## Work to do
Repeat the listing below in full, exactly as it stands.

## Recorded data
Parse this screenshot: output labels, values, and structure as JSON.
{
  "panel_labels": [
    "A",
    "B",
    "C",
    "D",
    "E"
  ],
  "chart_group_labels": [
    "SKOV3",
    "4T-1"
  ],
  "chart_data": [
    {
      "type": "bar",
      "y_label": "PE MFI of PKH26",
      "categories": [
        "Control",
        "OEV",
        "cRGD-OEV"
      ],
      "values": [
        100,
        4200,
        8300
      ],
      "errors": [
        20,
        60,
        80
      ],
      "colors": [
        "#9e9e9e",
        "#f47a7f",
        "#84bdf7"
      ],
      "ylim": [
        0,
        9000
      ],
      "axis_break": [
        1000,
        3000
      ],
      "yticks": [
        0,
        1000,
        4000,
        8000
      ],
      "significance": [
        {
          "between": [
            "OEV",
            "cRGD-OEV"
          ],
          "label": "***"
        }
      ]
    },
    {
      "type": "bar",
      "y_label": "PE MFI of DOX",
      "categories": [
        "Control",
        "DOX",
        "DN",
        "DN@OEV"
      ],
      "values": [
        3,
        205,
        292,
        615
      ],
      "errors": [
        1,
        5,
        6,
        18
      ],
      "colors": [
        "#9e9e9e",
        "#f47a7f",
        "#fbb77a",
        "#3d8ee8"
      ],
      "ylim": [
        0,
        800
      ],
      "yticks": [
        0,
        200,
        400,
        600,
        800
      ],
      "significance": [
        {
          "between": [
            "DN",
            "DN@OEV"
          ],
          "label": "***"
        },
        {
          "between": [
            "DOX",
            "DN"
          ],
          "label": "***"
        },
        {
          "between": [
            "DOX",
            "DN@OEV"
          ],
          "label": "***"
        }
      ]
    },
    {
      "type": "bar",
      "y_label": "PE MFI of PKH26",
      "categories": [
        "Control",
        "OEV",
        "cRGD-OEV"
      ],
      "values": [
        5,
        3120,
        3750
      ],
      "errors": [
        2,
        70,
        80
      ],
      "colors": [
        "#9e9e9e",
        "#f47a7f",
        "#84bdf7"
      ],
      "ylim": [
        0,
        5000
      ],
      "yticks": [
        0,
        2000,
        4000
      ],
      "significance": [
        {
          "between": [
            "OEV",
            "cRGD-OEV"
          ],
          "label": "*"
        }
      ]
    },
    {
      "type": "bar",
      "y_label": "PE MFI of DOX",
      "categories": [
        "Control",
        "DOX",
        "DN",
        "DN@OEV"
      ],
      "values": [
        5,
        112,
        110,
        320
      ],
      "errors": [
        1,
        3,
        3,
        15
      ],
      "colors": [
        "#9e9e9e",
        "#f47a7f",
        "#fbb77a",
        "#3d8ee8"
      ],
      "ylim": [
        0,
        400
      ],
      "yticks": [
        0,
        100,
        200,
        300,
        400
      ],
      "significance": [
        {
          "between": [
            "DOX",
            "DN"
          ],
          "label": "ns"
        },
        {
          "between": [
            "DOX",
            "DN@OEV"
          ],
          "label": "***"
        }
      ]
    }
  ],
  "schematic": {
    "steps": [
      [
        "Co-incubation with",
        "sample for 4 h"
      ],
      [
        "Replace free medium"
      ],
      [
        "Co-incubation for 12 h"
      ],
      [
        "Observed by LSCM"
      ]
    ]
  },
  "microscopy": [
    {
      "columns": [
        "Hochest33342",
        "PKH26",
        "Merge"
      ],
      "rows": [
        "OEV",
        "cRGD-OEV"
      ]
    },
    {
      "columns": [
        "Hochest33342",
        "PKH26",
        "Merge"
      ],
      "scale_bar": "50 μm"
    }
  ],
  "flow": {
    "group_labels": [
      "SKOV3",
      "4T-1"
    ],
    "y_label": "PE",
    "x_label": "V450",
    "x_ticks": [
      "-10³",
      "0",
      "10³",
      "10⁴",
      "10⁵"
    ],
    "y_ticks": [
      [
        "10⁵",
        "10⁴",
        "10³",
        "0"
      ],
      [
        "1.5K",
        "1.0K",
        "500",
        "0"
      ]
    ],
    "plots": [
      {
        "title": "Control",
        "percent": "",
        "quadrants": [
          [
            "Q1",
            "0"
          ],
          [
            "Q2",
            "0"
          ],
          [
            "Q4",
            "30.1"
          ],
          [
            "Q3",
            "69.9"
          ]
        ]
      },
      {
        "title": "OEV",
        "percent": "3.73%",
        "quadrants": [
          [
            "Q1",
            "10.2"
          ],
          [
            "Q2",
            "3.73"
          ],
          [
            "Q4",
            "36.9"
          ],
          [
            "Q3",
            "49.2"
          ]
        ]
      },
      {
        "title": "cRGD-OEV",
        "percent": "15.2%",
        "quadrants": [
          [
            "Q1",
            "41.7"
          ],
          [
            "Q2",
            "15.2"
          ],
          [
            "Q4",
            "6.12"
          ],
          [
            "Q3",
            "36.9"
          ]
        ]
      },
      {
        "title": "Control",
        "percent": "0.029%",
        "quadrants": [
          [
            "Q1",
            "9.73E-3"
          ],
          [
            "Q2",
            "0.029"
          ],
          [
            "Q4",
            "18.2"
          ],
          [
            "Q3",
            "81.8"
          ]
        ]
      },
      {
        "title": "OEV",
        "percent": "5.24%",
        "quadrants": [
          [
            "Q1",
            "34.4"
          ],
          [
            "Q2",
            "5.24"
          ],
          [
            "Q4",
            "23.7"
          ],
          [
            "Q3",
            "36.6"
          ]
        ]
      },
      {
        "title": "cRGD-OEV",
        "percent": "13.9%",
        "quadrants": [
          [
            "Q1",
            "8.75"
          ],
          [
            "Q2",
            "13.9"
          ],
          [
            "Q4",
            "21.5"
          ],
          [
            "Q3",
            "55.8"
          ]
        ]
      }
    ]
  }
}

## Task response
Parse this screenshot: output labels, values, and structure as JSON.
{
  "panel_labels": [
    "A",
    "B",
    "C",
    "D",
    "E"
  ],
  "chart_group_labels": [
    "SKOV3",
    "4T-1"
  ],
  "chart_data": [
    {
      "type": "bar",
      "y_label": "PE MFI of PKH26",
      "categories": [
        "Control",
        "OEV",
        "cRGD-OEV"
      ],
      "values": [
        100,
        4200,
        8300
      ],
      "errors": [
        20,
        60,
        80
      ],
      "colors": [
        "#9e9e9e",
        "#f47a7f",
        "#84bdf7"
      ],
      "ylim": [
        0,
        9000
      ],
      "axis_break": [
        1000,
        3000
      ],
      "yticks": [
        0,
        1000,
        4000,
        8000
      ],
      "significance": [
        {
          "between": [
            "OEV",
            "cRGD-OEV"
          ],
          "label": "***"
        }
      ]
    },
    {
      "type": "bar",
      "y_label": "PE MFI of DOX",
      "categories": [
        "Control",
        "DOX",
        "DN",
        "DN@OEV"
      ],
      "values": [
        3,
        205,
        292,
        615
      ],
      "errors": [
        1,
        5,
        6,
        18
      ],
      "colors": [
        "#9e9e9e",
        "#f47a7f",
        "#fbb77a",
        "#3d8ee8"
      ],
      "ylim": [
        0,
        800
      ],
      "yticks": [
        0,
        200,
        400,
        600,
        800
      ],
      "significance": [
        {
          "between": [
            "DN",
            "DN@OEV"
          ],
          "label": "***"
        },
        {
          "between": [
            "DOX",
            "DN"
          ],
          "label": "***"
        },
        {
          "between": [
            "DOX",
            "DN@OEV"
          ],
          "label": "***"
        }
      ]
    },
    {
      "type": "bar",
      "y_label": "PE MFI of PKH26",
      "categories": [
        "Control",
        "OEV",
        "cRGD-OEV"
      ],
      "values": [
        5,
        3120,
        3750
      ],
      "errors": [
        2,
        70,
        80
      ],
      "colors": [
        "#9e9e9e",
        "#f47a7f",
        "#84bdf7"
      ],
      "ylim": [
        0,
        5000
      ],
      "yticks": [
        0,
        2000,
        4000
      ],
      "significance": [
        {
          "between": [
            "OEV",
            "cRGD-OEV"
          ],
          "label": "*"
        }
      ]
    },
    {
      "type": "bar",
      "y_label": "PE MFI of DOX",
      "categories": [
        "Control",
        "DOX",
        "DN",
        "DN@OEV"
      ],
      "values": [
        5,
        112,
        110,
        320
      ],
      "errors": [
        1,
        3,
        3,
        15
      ],
      "colors": [
        "#9e9e9e",
        "#f47a7f",
        "#fbb77a",
        "#3d8ee8"
      ],
      "ylim": [
        0,
        400
      ],
      "yticks": [
        0,
        100,
        200,
        300,
        400
      ],
      "significance": [
        {
          "between": [
            "DOX",
            "DN"
          ],
          "label": "ns"
        },
        {
          "between": [
            "DOX",
            "DN@OEV"
          ],
          "label": "***"
        }
      ]
    }
  ],
  "schematic": {
    "steps": [
      [
        "Co-incubation with",
        "sample for 4 h"
      ],
      [
        "Replace free medium"
      ],
      [
        "Co-incubation for 12 h"
      ],
      [
        "Observed by LSCM"
      ]
    ]
  },
  "microscopy": [
    {
      "columns": [
        "Hochest33342",
        "PKH26",
        "Merge"
      ],
      "rows": [
        "OEV",
        "cRGD-OEV"
      ]
    },
    {
      "columns": [
        "Hochest33342",
        "PKH26",
        "Merge"
      ],
      "scale_bar": "50 μm"
    }
  ],
  "flow": {
    "group_labels": [
      "SKOV3",
      "4T-1"
    ],
    "y_label": "PE",
    "x_label": "V450",
    "x_ticks": [
      "-10³",
      "0",
      "10³",
      "10⁴",
      "10⁵"
    ],
    "y_ticks": [
      [
        "10⁵",
        "10⁴",
        "10³",
        "0"
      ],
      [
        "1.5K",
        "1.0K",
        "500",
        "0"
      ]
    ],
    "plots": [
      {
        "title": "Control",
        "percent": "",
        "quadrants": [
          [
            "Q1",
            "0"
          ],
          [
            "Q2",
            "0"
          ],
          [
            "Q4",
            "30.1"
          ],
          [
            "Q3",
            "69.9"
          ]
        ]
      },
      {
        "title": "OEV",
        "percent": "3.73%",
        "quadrants": [
          [
            "Q1",
            "10.2"
          ],
          [
            "Q2",
            "3.73"
          ],
          [
            "Q4",
            "36.9"
          ],
          [
            "Q3",
            "49.2"
          ]
        ]
      },
      {
        "title": "cRGD-OEV",
        "percent": "15.2%",
        "quadrants": [
          [
            "Q1",
            "41.7"
          ],
          [
            "Q2",
            "15.2"
          ],
          [
            "Q4",
            "6.12"
          ],
          [
            "Q3",
            "36.9"
          ]
        ]
      },
      {
        "title": "Control",
        "percent": "0.029%",
        "quadrants": [
          [
            "Q1",
            "9.73E-3"
          ],
          [
            "Q2",
            "0.029"
          ],
          [
            "Q4",
            "18.2"
          ],
          [
            "Q3",
            "81.8"
          ]
        ]
      },
      {
        "title": "OEV",
        "percent": "5.24%",
        "quadrants": [
          [
            "Q1",
            "34.4"
          ],
          [
            "Q2",
            "5.24"
          ],
          [
            "Q4",
            "23.7"
          ],
          [
            "Q3",
            "36.6"
          ]
        ]
      },
      {
        "title": "cRGD-OEV",
        "percent": "13.9%",
        "quadrants": [
          [
            "Q1",
            "8.75"
          ],
          [
            "Q2",
            "13.9"
          ],
          [
            "Q4",
            "21.5"
          ],
          [
            "Q3",
            "55.8"
          ]
        ]
      }
    ]
  }
}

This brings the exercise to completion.